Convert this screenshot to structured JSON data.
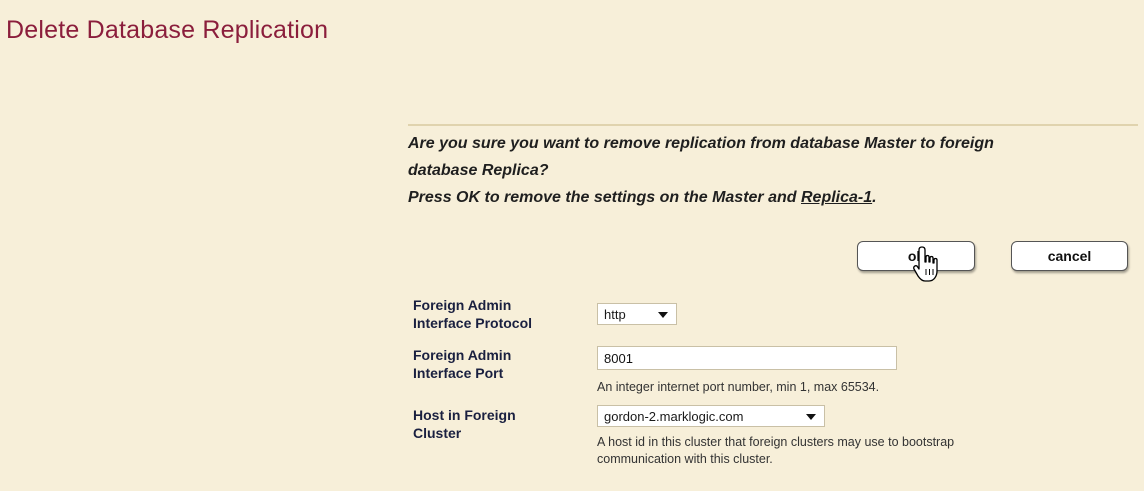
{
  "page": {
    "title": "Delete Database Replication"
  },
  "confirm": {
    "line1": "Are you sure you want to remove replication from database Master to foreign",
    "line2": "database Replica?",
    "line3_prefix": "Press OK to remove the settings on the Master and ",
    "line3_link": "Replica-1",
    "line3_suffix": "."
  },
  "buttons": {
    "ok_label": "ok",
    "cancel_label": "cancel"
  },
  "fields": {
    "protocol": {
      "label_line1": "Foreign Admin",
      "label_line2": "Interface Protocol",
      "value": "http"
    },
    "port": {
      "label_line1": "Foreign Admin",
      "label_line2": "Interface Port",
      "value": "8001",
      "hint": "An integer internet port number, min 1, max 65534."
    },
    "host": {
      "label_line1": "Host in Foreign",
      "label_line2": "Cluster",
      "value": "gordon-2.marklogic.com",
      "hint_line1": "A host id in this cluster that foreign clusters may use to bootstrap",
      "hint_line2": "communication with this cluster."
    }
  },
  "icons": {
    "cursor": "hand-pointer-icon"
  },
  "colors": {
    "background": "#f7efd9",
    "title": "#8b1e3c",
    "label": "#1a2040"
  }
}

----------

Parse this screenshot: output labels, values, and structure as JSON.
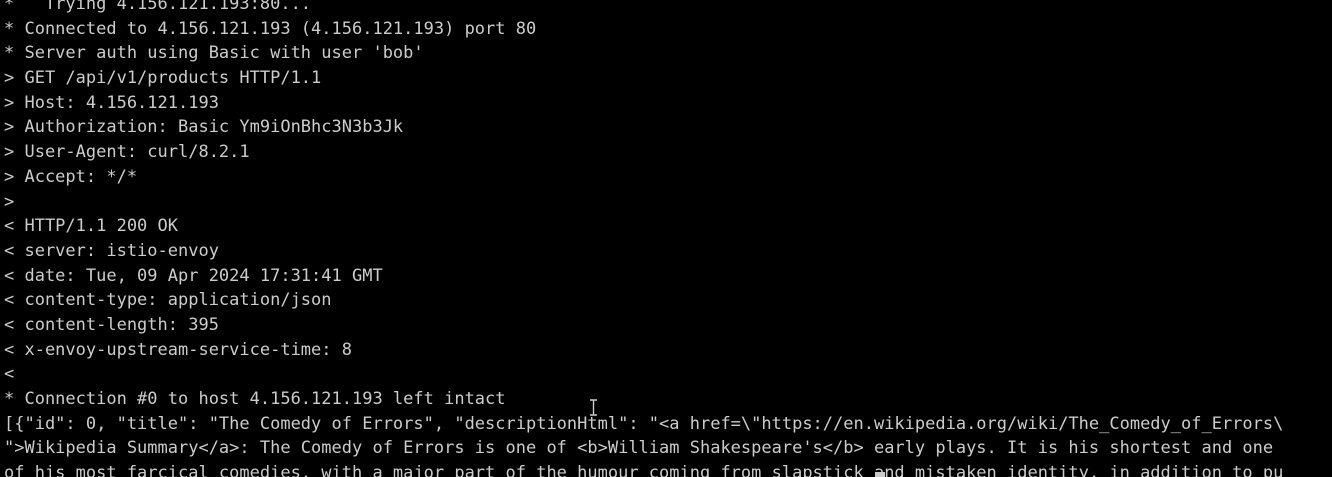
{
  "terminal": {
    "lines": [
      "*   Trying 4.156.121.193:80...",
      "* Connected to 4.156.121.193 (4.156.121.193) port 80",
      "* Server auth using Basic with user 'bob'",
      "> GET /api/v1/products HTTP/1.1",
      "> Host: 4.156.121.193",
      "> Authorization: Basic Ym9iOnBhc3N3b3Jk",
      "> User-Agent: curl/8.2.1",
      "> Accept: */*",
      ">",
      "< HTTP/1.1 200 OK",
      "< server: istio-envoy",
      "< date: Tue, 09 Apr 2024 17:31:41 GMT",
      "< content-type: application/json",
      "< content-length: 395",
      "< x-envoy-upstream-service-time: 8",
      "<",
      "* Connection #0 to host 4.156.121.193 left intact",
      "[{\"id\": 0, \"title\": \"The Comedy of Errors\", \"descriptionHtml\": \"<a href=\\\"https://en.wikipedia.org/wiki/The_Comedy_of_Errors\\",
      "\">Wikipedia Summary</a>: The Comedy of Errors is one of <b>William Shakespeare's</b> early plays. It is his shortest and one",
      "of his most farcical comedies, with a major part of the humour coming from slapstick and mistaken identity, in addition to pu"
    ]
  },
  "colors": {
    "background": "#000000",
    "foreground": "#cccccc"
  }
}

----------

Stated goal
Lines containing the string "from" are to be selected and copied.

Answer to this exercise
    "line1": "Are you sure you want to remove replication from database Master to foreign",
      "of his most farcical comedies, with a major part of the humour coming from slapstick and mistaken identity, in addition to pu"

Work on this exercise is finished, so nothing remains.